**Raw records**
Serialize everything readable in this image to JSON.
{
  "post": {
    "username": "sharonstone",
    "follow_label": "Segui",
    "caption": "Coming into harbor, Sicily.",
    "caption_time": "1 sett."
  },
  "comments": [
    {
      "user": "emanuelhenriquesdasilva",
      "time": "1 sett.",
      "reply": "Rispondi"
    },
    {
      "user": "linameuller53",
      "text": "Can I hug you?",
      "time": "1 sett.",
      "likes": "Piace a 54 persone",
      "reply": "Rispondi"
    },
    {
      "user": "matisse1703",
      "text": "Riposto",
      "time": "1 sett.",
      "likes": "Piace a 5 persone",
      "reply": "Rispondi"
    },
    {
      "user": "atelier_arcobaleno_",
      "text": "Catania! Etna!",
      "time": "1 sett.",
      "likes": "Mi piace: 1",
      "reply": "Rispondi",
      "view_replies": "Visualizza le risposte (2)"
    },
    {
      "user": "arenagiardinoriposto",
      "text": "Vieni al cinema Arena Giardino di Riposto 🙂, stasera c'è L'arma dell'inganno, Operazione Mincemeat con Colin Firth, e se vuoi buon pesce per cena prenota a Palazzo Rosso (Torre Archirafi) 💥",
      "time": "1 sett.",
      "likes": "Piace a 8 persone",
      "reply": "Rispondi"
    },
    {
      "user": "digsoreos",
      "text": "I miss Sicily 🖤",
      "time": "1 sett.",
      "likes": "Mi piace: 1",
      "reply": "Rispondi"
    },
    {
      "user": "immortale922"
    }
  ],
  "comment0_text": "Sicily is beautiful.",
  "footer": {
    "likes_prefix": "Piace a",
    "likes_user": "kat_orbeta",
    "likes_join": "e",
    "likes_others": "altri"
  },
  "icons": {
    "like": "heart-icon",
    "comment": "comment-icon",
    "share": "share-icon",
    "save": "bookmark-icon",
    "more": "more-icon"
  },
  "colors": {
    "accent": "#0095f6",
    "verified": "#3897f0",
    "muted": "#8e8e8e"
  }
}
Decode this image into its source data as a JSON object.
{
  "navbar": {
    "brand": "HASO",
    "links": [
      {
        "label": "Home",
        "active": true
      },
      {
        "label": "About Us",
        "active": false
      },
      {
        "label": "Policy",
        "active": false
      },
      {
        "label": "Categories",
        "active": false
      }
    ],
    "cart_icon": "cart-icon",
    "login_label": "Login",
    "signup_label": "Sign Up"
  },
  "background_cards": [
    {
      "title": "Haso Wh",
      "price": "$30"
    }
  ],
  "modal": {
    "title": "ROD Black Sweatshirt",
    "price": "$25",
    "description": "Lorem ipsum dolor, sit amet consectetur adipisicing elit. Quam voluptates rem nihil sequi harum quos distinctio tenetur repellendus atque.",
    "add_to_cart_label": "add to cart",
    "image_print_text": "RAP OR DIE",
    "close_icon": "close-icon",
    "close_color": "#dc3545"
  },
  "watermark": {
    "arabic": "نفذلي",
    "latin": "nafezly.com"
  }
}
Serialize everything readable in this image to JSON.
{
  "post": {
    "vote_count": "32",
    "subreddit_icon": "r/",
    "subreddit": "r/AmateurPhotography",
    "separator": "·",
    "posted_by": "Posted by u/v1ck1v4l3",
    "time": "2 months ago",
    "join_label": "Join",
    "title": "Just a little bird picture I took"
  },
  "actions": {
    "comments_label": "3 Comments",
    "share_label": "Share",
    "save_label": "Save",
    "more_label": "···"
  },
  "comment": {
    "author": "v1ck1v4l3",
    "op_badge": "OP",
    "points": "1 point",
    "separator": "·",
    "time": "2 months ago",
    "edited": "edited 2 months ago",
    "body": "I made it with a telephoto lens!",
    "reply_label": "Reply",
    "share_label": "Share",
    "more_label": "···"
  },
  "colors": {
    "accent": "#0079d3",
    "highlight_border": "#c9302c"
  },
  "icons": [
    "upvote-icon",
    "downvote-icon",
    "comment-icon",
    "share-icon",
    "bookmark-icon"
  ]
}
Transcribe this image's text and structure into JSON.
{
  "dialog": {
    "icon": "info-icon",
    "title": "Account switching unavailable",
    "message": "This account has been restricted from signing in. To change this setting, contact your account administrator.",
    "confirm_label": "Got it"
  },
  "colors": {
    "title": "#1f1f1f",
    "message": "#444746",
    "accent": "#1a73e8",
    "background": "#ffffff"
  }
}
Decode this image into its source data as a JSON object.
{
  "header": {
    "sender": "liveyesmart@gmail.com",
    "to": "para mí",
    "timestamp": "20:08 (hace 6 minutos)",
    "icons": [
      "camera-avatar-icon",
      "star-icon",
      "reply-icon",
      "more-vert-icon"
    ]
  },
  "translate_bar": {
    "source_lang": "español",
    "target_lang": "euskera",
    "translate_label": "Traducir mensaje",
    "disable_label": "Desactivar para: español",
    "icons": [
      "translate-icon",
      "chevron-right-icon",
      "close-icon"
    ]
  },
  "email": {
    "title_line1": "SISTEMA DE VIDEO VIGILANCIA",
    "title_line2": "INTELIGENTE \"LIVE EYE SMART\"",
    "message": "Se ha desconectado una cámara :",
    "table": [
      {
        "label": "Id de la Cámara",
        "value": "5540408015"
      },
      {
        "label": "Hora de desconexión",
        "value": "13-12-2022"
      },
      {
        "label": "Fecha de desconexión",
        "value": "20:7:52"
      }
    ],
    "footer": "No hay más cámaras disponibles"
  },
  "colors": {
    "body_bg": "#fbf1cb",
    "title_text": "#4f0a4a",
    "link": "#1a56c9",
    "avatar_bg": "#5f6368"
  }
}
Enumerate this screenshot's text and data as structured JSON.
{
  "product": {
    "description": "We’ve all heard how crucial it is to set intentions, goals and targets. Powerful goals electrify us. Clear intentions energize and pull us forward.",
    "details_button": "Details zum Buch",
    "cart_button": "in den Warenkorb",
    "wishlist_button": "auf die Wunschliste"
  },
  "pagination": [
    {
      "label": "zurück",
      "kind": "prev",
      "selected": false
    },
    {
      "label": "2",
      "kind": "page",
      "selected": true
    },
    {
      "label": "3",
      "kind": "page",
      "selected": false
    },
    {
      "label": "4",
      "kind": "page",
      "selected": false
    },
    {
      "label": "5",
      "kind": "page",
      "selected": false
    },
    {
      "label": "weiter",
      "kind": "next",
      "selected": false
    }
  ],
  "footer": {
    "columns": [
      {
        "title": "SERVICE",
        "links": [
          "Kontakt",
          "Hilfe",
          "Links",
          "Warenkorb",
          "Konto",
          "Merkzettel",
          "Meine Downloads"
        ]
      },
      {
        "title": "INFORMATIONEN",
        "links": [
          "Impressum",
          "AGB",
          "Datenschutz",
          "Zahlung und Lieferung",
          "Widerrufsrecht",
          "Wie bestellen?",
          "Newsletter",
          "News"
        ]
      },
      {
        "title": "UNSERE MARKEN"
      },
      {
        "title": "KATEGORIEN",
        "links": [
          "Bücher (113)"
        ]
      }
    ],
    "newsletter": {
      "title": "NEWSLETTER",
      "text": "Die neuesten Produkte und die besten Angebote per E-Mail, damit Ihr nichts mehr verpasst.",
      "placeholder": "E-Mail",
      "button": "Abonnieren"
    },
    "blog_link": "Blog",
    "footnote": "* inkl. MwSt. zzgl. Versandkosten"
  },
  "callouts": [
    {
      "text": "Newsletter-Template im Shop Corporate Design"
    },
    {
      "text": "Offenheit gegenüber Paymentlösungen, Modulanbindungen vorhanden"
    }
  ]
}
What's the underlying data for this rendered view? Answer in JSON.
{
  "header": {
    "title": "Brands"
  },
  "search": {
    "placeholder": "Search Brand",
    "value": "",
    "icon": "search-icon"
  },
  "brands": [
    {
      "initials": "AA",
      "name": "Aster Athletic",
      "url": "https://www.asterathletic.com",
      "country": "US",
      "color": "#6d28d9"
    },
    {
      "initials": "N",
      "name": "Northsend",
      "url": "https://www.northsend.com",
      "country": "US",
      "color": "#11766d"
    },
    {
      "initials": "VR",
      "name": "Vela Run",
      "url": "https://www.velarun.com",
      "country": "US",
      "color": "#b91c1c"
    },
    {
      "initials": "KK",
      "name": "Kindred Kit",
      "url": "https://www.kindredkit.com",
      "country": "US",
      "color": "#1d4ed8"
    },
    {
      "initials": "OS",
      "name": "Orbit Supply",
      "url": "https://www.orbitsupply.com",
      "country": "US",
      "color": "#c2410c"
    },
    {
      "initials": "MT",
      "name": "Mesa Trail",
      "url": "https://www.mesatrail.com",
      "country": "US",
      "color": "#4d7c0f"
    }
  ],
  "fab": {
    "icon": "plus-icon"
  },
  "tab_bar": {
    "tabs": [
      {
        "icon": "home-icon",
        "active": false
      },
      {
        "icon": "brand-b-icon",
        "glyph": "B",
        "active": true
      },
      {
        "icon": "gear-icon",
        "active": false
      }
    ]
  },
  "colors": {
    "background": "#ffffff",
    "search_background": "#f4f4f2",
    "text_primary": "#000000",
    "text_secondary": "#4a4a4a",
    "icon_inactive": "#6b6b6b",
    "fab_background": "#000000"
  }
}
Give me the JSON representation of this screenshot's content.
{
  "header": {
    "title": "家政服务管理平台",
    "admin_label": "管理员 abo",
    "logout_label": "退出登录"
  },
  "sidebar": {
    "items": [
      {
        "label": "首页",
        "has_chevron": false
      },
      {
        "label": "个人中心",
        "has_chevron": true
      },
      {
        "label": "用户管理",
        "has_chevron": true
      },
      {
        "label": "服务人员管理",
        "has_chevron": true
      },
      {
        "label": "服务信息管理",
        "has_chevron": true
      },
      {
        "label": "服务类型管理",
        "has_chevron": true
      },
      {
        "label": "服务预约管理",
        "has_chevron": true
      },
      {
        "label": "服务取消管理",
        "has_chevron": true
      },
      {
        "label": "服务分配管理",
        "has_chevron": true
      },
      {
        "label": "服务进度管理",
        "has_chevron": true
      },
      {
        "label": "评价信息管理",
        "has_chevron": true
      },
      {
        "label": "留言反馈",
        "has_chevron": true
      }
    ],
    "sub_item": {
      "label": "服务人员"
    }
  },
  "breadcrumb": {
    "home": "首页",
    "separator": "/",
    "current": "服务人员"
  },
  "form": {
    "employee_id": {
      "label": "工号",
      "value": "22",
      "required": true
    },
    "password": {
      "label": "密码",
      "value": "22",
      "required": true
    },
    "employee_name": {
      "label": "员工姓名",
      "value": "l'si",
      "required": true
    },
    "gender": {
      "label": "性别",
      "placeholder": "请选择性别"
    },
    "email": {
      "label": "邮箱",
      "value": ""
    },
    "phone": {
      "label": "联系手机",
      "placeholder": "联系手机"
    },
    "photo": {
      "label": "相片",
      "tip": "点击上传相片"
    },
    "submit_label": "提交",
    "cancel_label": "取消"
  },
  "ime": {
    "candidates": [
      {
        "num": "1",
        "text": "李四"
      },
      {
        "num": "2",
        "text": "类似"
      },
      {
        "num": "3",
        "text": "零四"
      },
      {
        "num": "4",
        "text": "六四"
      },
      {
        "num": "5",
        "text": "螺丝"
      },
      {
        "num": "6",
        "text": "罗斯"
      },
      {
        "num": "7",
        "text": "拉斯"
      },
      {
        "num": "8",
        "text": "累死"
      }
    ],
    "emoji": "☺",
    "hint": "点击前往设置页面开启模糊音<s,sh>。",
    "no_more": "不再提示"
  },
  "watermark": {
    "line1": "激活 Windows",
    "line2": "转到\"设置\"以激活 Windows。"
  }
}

**Set exercise**
Search the records for the word "https". Copy every line that has it.

**Answer in full**
      "url": "https://www.asterathletic.com",
      "url": "https://www.northsend.com",
      "url": "https://www.velarun.com",
      "url": "https://www.kindredkit.com",
      "url": "https://www.orbitsupply.com",
      "url": "https://www.mesatrail.com",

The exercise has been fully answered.